Required work:
Without the images, output each record below as it stands.

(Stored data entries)

** START **

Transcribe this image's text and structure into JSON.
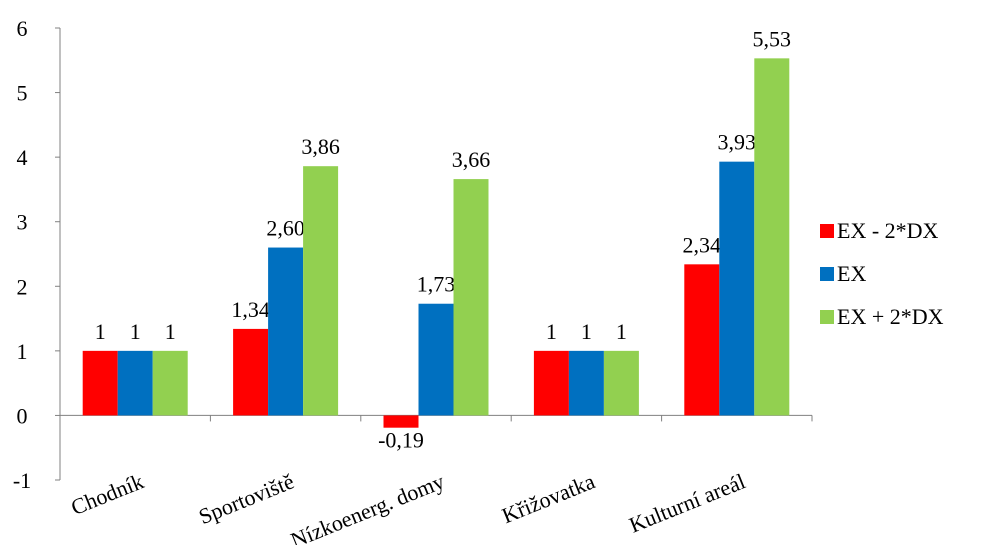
{
  "chart_data": {
    "type": "bar",
    "categories": [
      "Chodník",
      "Sportoviště",
      "Nízkoenerg. domy",
      "Křižovatka",
      "Kulturní areál"
    ],
    "series": [
      {
        "name": "EX - 2*DX",
        "color": "#ff0000",
        "values": [
          1,
          1.34,
          -0.19,
          1,
          2.34
        ],
        "labels": [
          "1",
          "1,34",
          "-0,19",
          "1",
          "2,34"
        ]
      },
      {
        "name": "EX",
        "color": "#0070c0",
        "values": [
          1,
          2.6,
          1.73,
          1,
          3.93
        ],
        "labels": [
          "1",
          "2,60",
          "1,73",
          "1",
          "3,93"
        ]
      },
      {
        "name": "EX + 2*DX",
        "color": "#92d050",
        "values": [
          1,
          3.86,
          3.66,
          1,
          5.53
        ],
        "labels": [
          "1",
          "3,86",
          "3,66",
          "1",
          "5,53"
        ]
      }
    ],
    "yticks": [
      "-1",
      "0",
      "1",
      "2",
      "3",
      "4",
      "5",
      "6"
    ],
    "ylim": [
      -1,
      6
    ],
    "grid": false,
    "legend_position": "right",
    "title": "",
    "xlabel": "",
    "ylabel": ""
  }
}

** END **

Result below:
Transcribe this image's text and structure into JSON.
{
  "chart_data": {
    "type": "bar",
    "categories": [
      "Chodník",
      "Sportoviště",
      "Nízkoenerg. domy",
      "Křižovatka",
      "Kulturní areál"
    ],
    "series": [
      {
        "name": "EX - 2*DX",
        "color": "#ff0000",
        "values": [
          1,
          1.34,
          -0.19,
          1,
          2.34
        ],
        "labels": [
          "1",
          "1,34",
          "-0,19",
          "1",
          "2,34"
        ]
      },
      {
        "name": "EX",
        "color": "#0070c0",
        "values": [
          1,
          2.6,
          1.73,
          1,
          3.93
        ],
        "labels": [
          "1",
          "2,60",
          "1,73",
          "1",
          "3,93"
        ]
      },
      {
        "name": "EX + 2*DX",
        "color": "#92d050",
        "values": [
          1,
          3.86,
          3.66,
          1,
          5.53
        ],
        "labels": [
          "1",
          "3,86",
          "3,66",
          "1",
          "5,53"
        ]
      }
    ],
    "yticks": [
      "-1",
      "0",
      "1",
      "2",
      "3",
      "4",
      "5",
      "6"
    ],
    "ylim": [
      -1,
      6
    ],
    "grid": false,
    "legend_position": "right",
    "title": "",
    "xlabel": "",
    "ylabel": ""
  }
}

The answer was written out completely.